Records contained in a dataset:
════
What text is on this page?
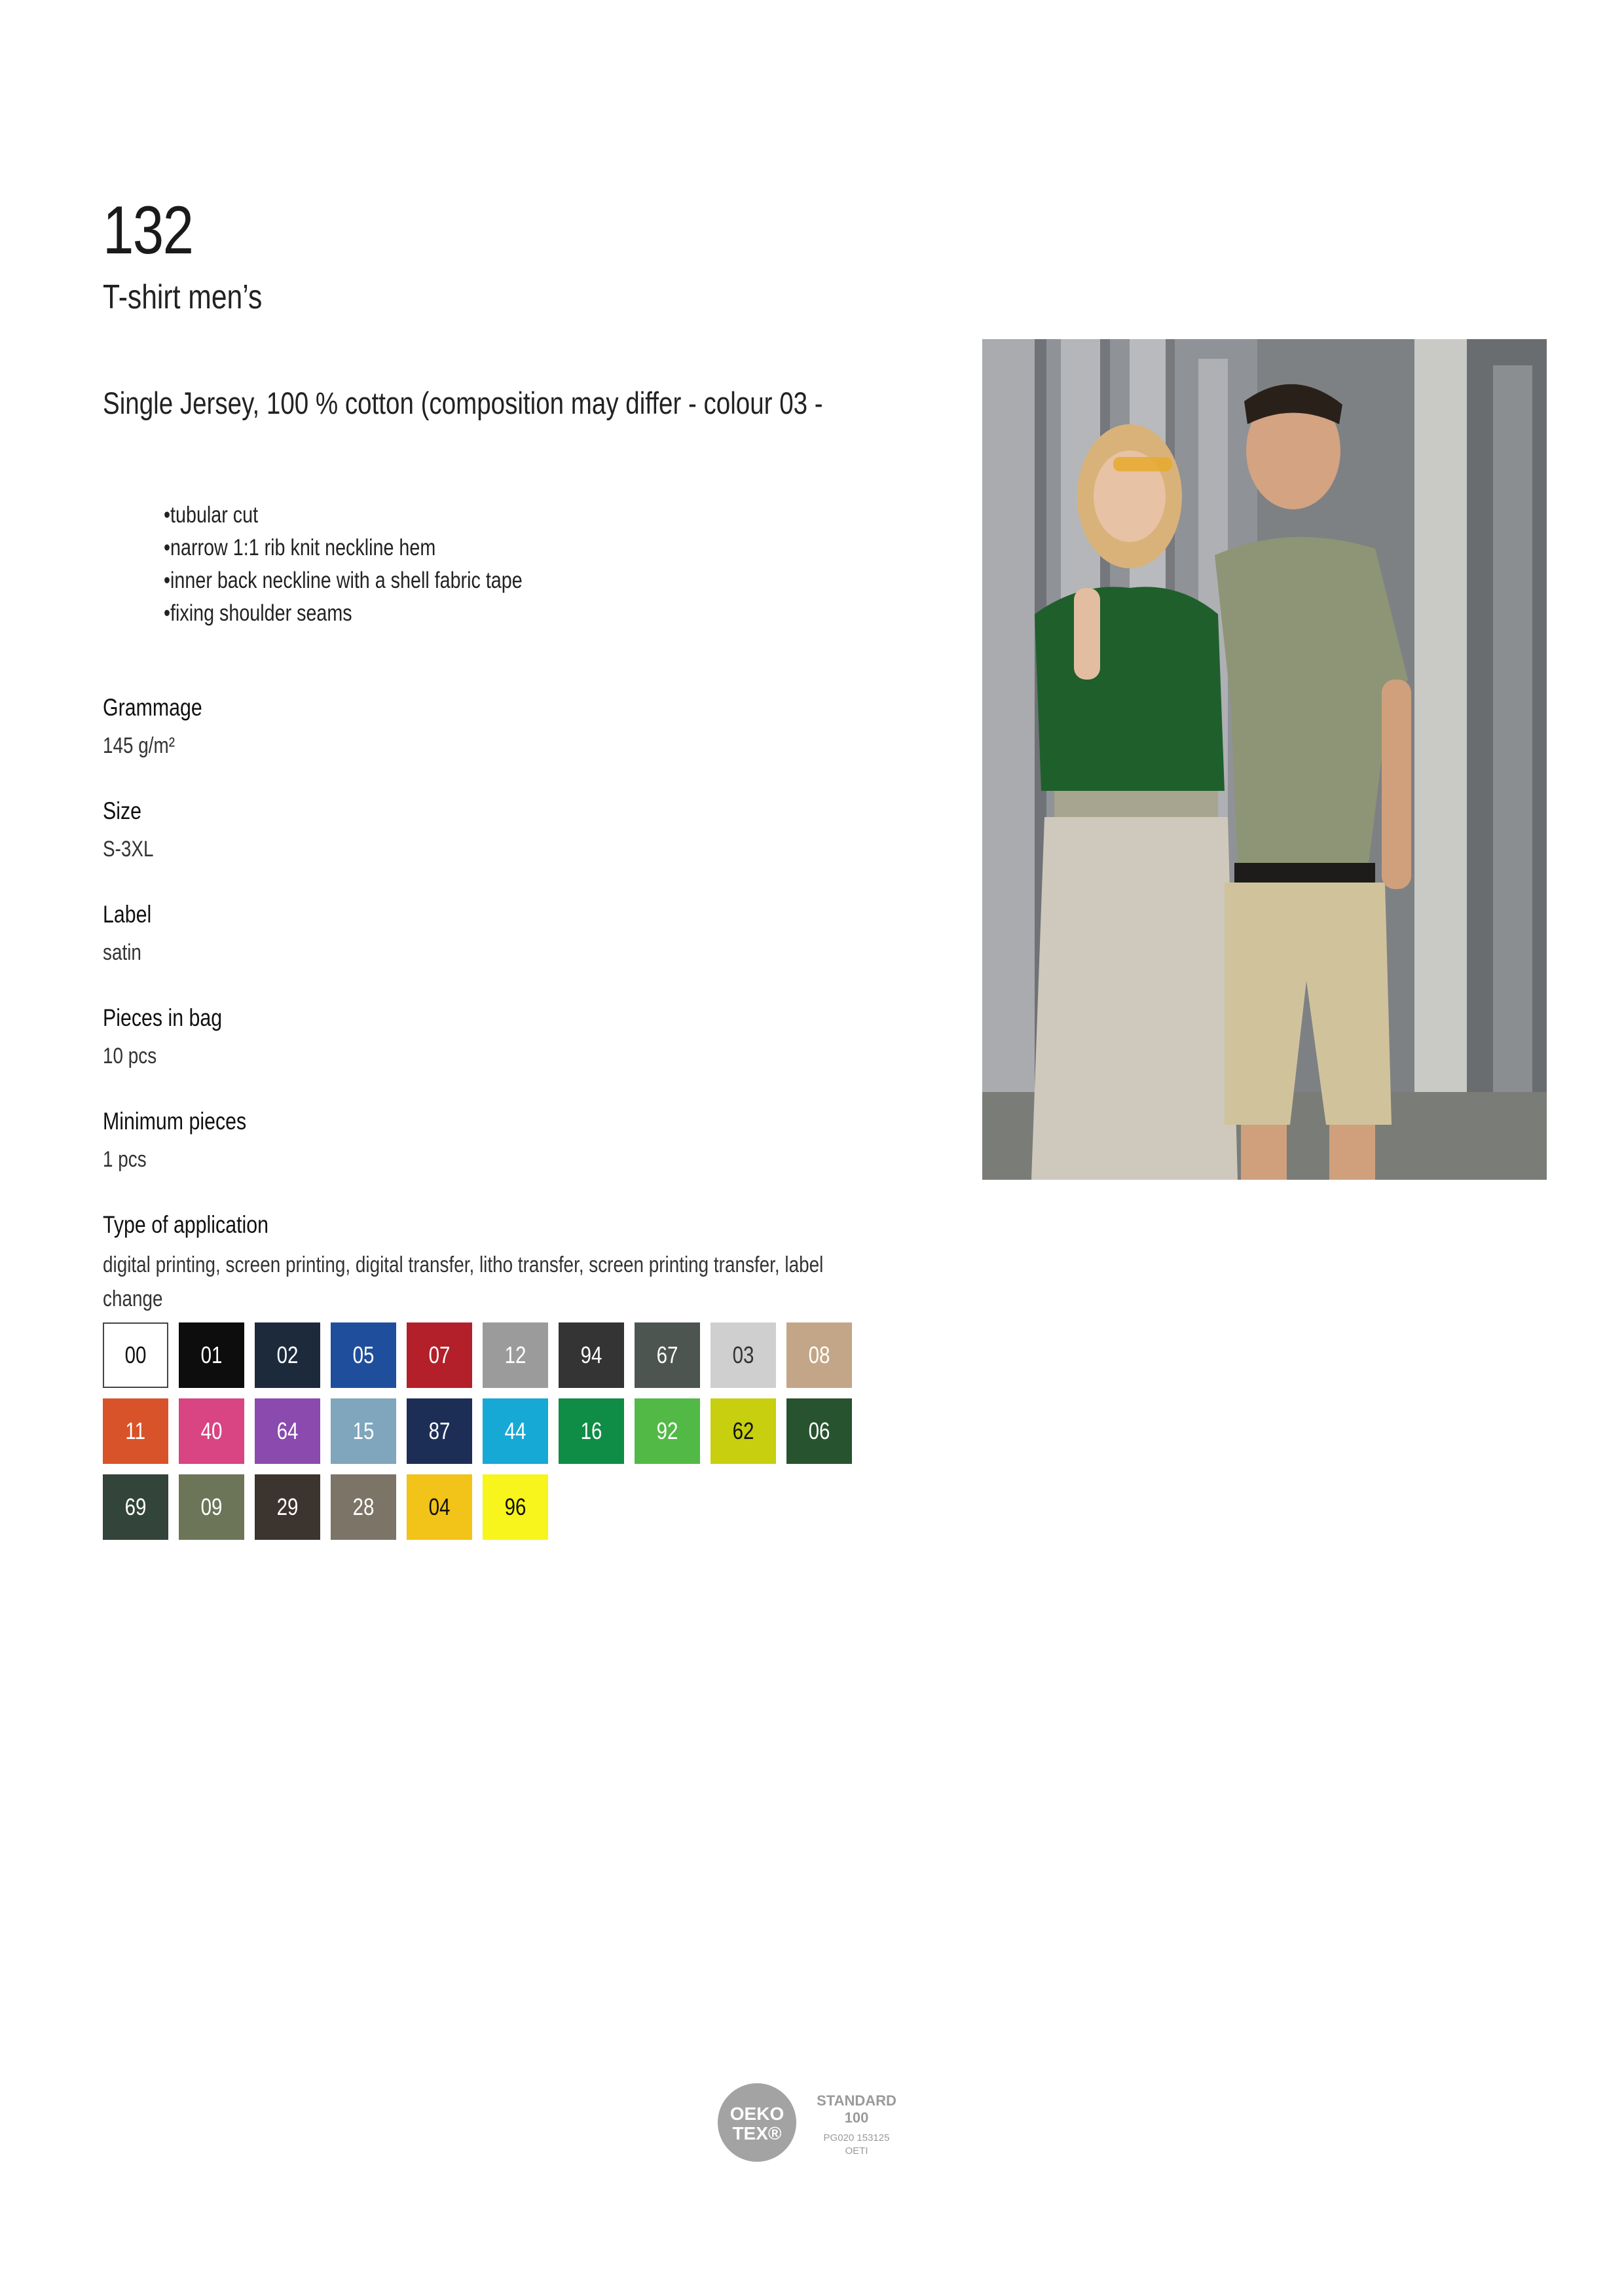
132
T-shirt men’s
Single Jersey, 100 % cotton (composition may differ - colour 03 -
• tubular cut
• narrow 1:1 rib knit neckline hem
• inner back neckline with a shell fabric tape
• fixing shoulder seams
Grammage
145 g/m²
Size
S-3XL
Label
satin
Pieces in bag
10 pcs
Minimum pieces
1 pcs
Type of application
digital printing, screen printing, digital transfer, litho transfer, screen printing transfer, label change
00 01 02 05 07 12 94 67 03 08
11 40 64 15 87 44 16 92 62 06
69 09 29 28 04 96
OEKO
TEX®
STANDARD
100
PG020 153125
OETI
════
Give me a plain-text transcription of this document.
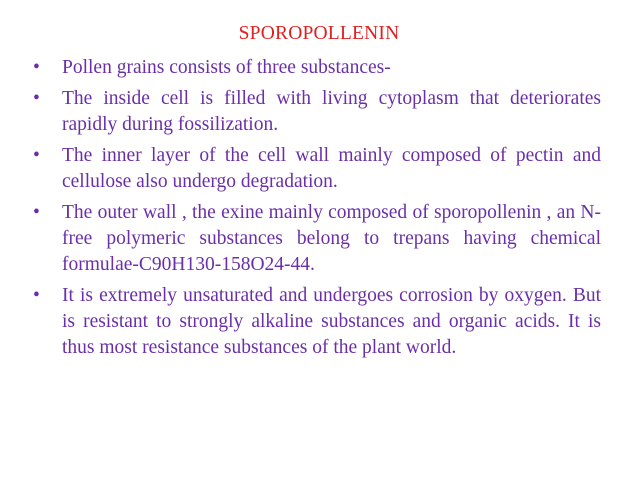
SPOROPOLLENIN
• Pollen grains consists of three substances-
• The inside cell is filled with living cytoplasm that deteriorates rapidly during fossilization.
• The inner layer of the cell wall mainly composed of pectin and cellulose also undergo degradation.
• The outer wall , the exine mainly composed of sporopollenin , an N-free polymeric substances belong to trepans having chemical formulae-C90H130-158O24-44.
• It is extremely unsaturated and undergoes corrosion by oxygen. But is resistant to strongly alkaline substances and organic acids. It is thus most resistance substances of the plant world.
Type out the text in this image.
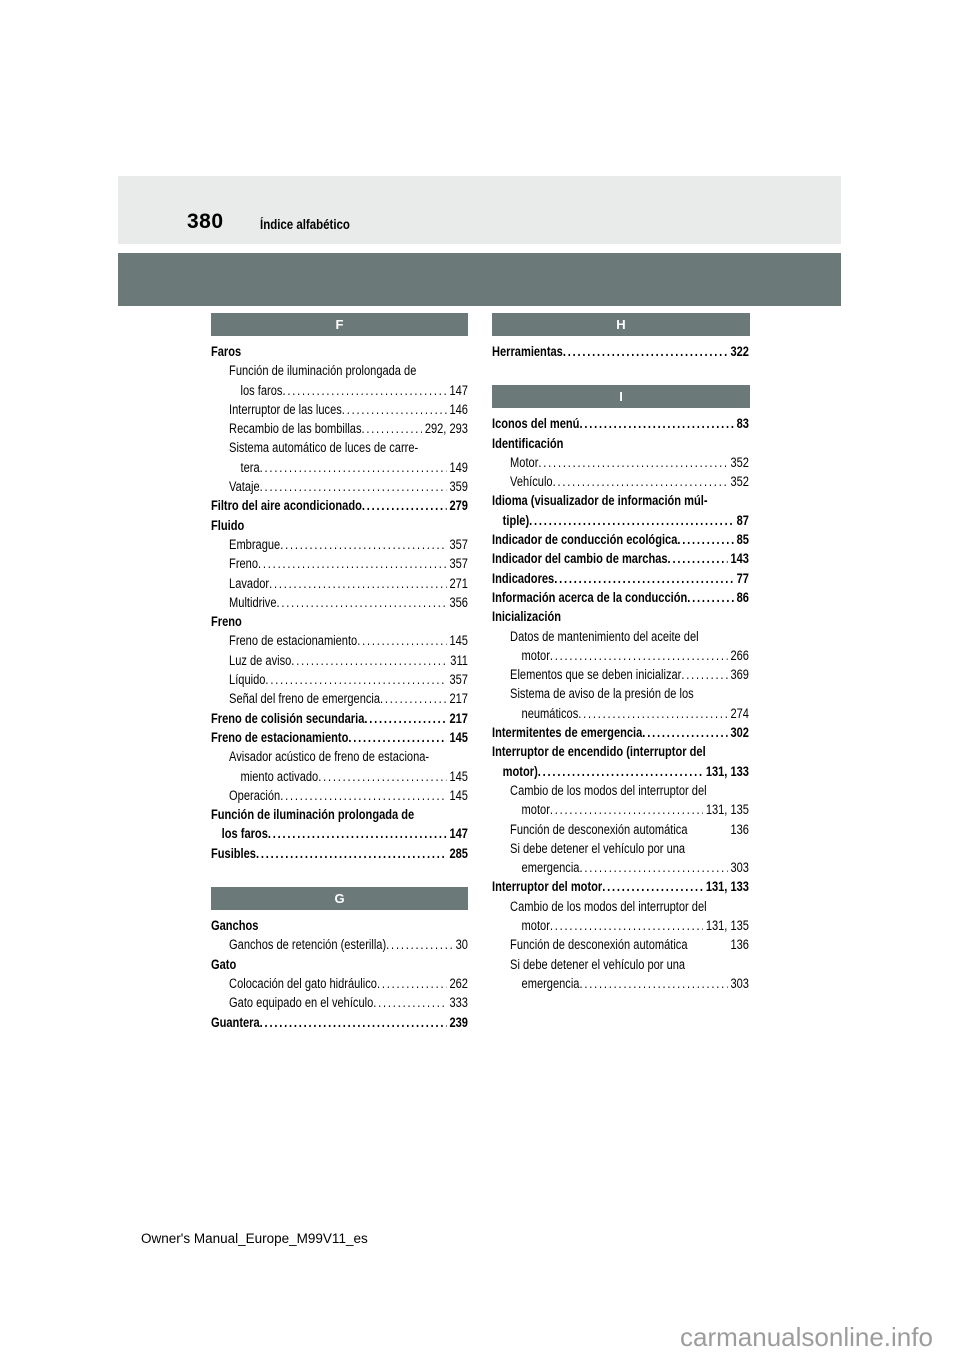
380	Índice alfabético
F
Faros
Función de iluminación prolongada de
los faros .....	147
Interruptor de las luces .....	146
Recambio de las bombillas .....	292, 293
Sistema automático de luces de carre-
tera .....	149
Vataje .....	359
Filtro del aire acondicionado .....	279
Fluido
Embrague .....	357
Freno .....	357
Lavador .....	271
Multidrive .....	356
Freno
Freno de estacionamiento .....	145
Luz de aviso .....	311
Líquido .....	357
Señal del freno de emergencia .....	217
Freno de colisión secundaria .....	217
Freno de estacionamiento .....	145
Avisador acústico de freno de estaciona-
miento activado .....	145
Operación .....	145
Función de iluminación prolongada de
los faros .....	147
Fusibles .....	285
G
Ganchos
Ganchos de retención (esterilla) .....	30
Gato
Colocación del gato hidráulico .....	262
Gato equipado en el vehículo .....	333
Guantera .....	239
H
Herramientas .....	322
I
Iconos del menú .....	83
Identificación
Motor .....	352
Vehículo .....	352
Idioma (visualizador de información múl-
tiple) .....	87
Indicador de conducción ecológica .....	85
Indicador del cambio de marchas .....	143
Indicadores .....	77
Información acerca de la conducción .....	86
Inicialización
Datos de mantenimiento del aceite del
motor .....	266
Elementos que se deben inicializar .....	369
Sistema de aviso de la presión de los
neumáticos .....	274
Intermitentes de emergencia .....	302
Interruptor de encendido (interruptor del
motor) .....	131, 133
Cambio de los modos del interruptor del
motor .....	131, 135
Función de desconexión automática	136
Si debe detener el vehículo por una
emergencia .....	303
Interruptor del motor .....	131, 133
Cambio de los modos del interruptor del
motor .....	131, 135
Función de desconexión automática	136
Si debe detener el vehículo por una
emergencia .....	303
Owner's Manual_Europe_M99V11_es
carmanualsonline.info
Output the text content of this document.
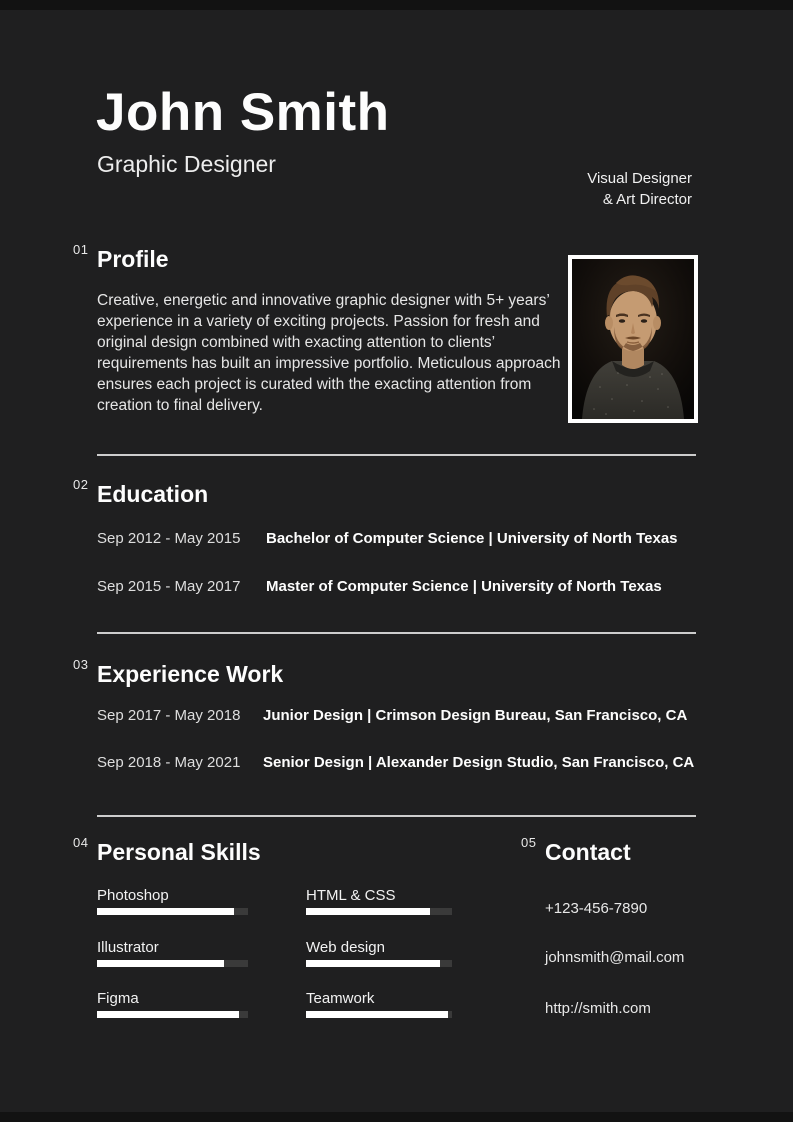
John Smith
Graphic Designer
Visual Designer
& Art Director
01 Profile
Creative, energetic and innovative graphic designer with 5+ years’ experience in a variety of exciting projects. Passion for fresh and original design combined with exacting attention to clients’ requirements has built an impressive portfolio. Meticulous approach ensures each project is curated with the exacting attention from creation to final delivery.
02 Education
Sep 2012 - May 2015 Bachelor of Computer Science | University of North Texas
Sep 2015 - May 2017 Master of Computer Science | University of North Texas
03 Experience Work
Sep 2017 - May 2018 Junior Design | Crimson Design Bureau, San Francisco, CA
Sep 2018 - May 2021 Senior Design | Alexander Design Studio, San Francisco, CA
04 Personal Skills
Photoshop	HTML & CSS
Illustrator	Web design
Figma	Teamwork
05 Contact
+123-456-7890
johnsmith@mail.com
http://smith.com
════
■ Task brief
Show every line in the records above that contains the word "inner".

■ The output
• inner back neckline with a shell fabric tape
• The inner layer of the cell wall mainly composed of pectin and cellulose also undergo degradation.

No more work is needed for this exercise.